Exactly as written, retype the listing below, omitting the pictures.

- - -

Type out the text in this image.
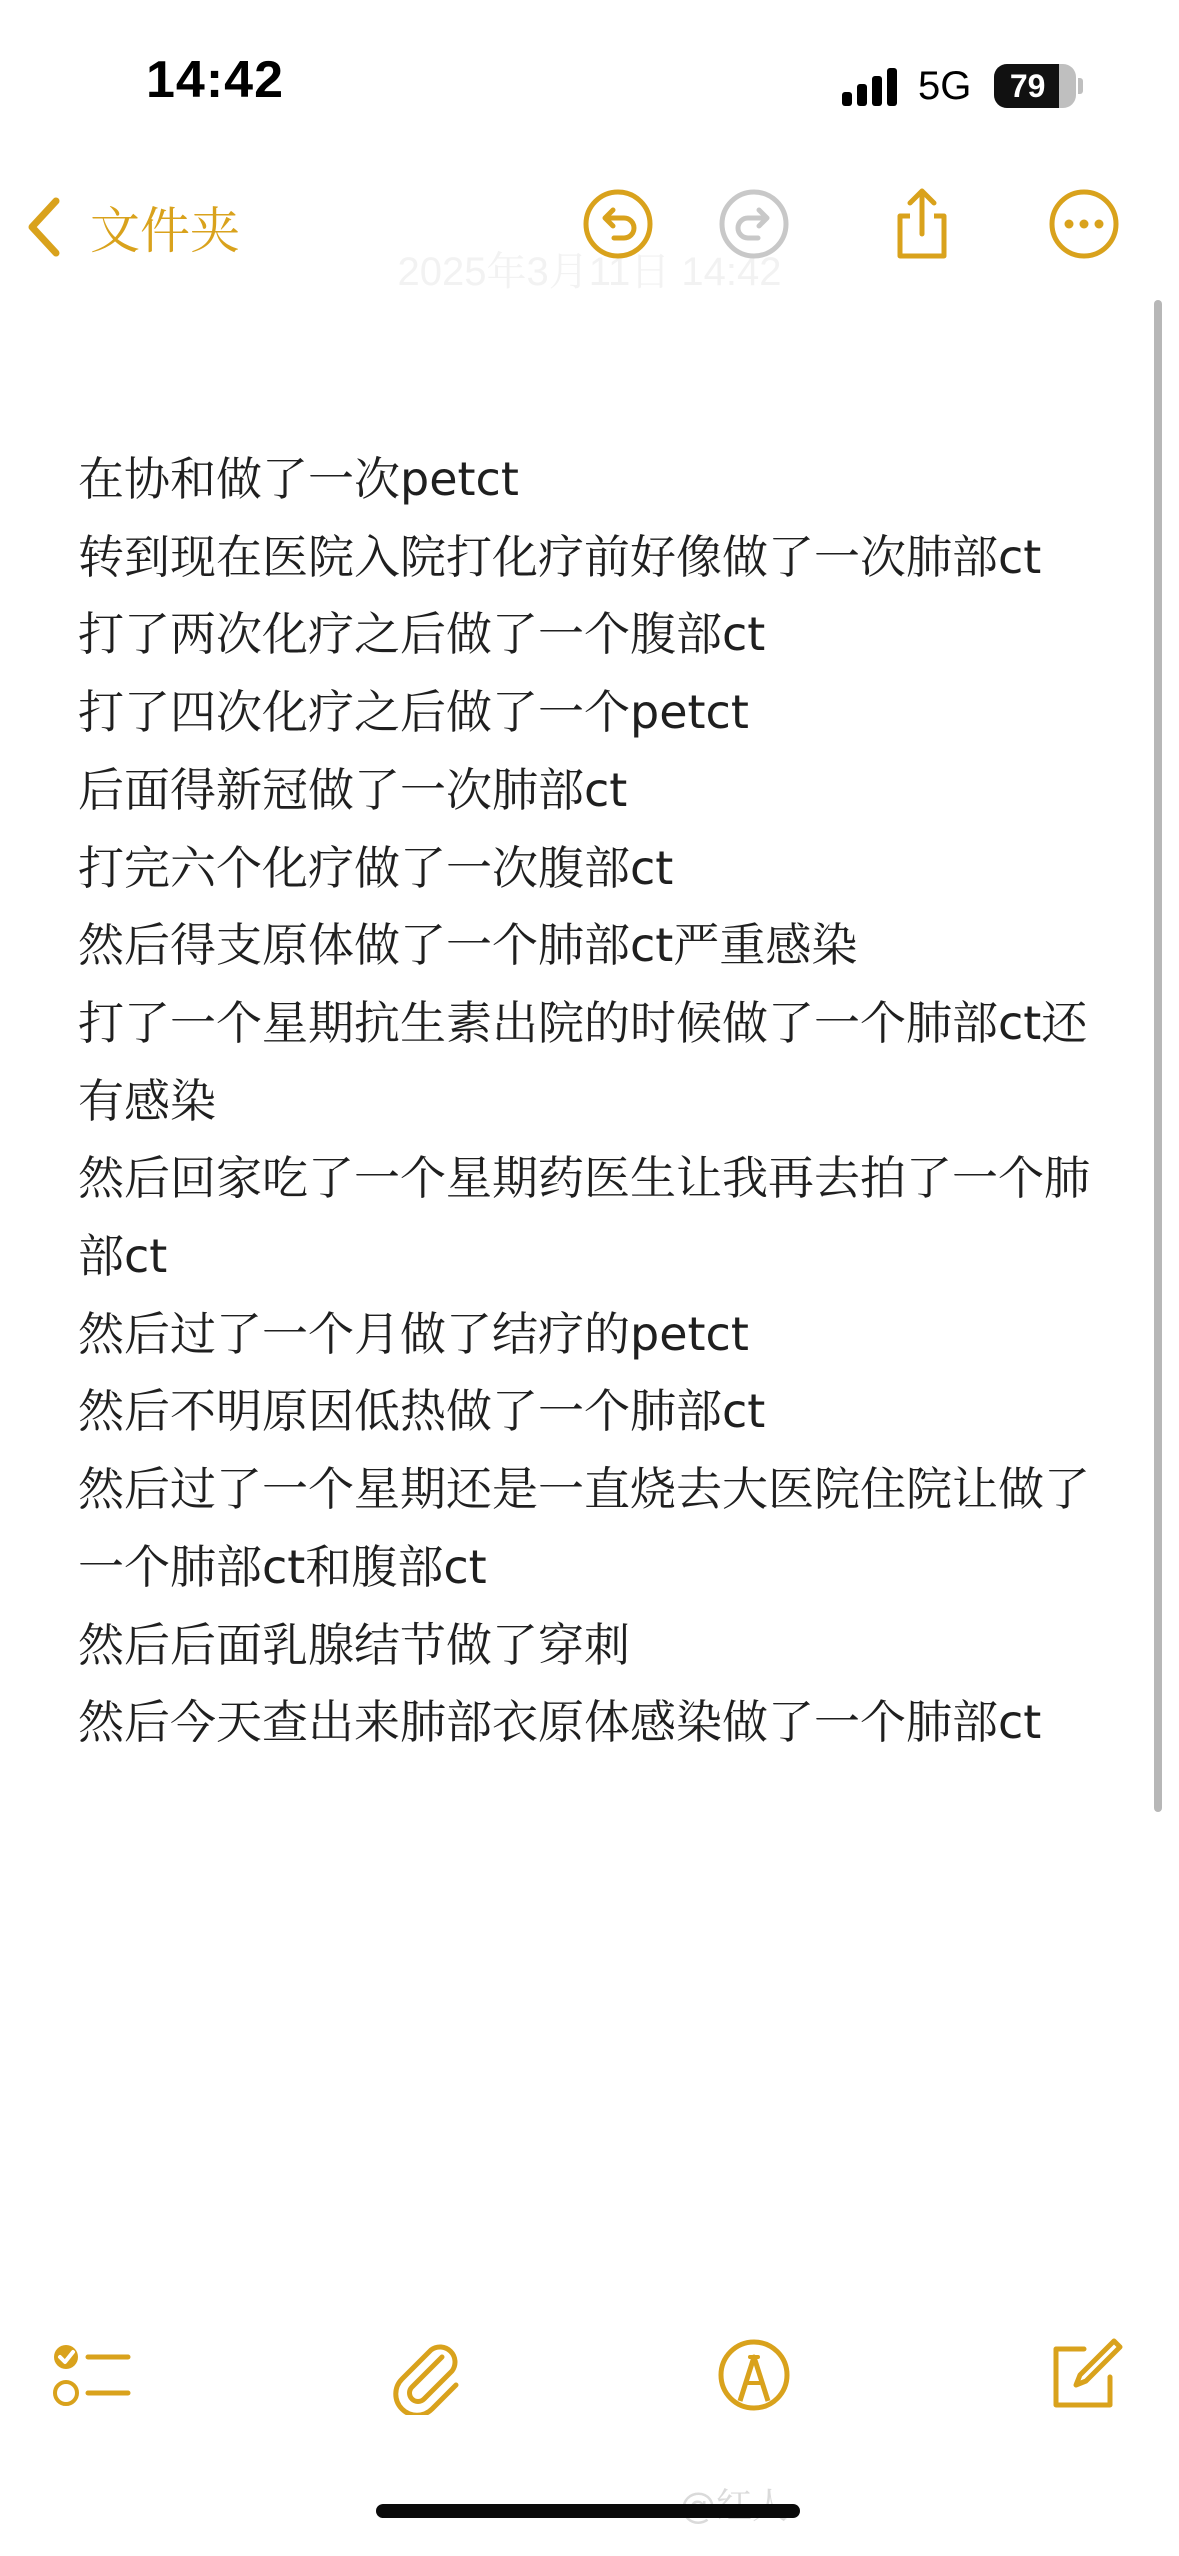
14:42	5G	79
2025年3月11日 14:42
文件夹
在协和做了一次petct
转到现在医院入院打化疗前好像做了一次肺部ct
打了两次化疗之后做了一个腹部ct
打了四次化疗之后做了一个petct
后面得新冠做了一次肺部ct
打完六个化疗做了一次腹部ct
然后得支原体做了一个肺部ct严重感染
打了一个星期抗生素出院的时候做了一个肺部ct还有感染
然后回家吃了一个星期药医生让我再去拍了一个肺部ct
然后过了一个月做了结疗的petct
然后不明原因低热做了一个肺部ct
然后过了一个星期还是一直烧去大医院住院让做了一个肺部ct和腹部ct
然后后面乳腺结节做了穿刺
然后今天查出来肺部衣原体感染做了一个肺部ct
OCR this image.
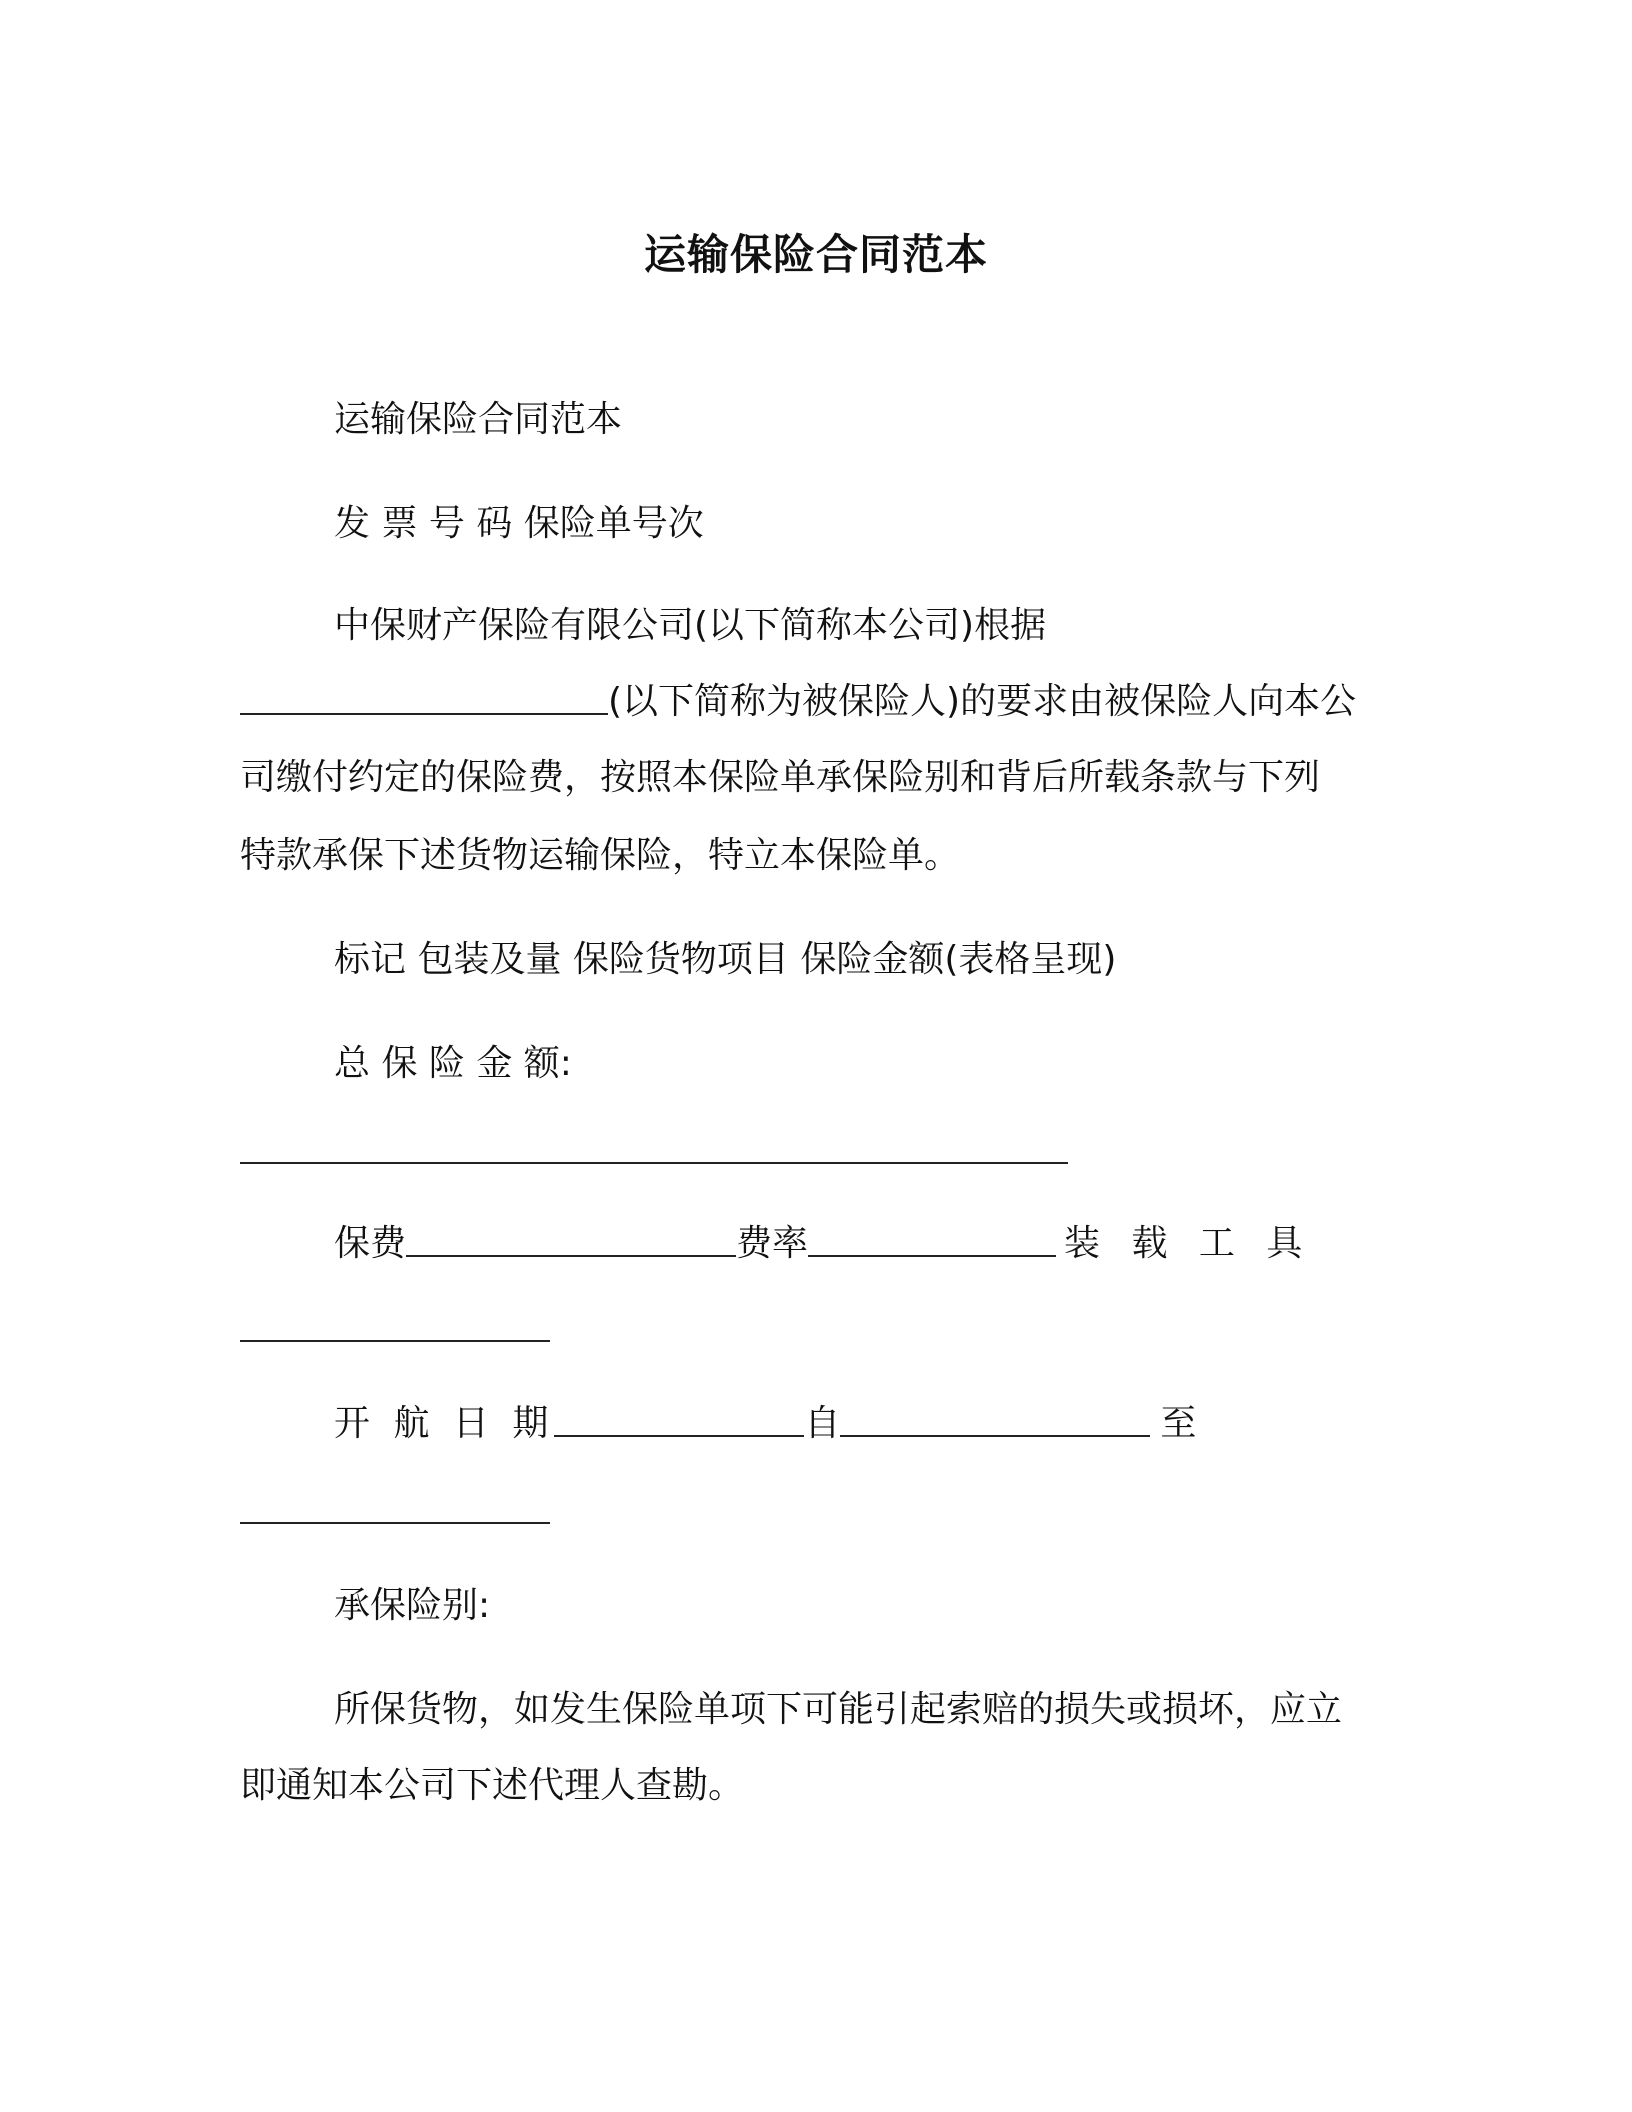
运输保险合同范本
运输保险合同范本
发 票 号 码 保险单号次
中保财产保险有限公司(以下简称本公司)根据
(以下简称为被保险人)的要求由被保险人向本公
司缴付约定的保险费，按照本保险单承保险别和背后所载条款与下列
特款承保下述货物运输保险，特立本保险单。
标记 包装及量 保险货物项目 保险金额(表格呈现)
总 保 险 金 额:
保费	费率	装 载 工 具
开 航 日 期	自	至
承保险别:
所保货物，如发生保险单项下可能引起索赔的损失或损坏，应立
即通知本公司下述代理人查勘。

- - -

__Response__:
Type out the text in this image.
14:42	5G	79
2025年3月11日 14:42
文件夹
在协和做了一次petct
转到现在医院入院打化疗前好像做了一次肺部ct
打了两次化疗之后做了一个腹部ct
打了四次化疗之后做了一个petct
后面得新冠做了一次肺部ct
打完六个化疗做了一次腹部ct
然后得支原体做了一个肺部ct严重感染
打了一个星期抗生素出院的时候做了一个肺部ct还有感染
然后回家吃了一个星期药医生让我再去拍了一个肺部ct
然后过了一个月做了结疗的petct
然后不明原因低热做了一个肺部ct
然后过了一个星期还是一直烧去大医院住院让做了一个肺部ct和腹部ct
然后后面乳腺结节做了穿刺
然后今天查出来肺部衣原体感染做了一个肺部ct
OCR this image.
运输保险合同范本
运输保险合同范本
发 票 号 码 保险单号次
中保财产保险有限公司(以下简称本公司)根据
(以下简称为被保险人)的要求由被保险人向本公
司缴付约定的保险费，按照本保险单承保险别和背后所载条款与下列
特款承保下述货物运输保险，特立本保险单。
标记 包装及量 保险货物项目 保险金额(表格呈现)
总 保 险 金 额:
保费	费率	装 载 工 具
开 航 日 期	自	至
承保险别:
所保货物，如发生保险单项下可能引起索赔的损失或损坏，应立
即通知本公司下述代理人查勘。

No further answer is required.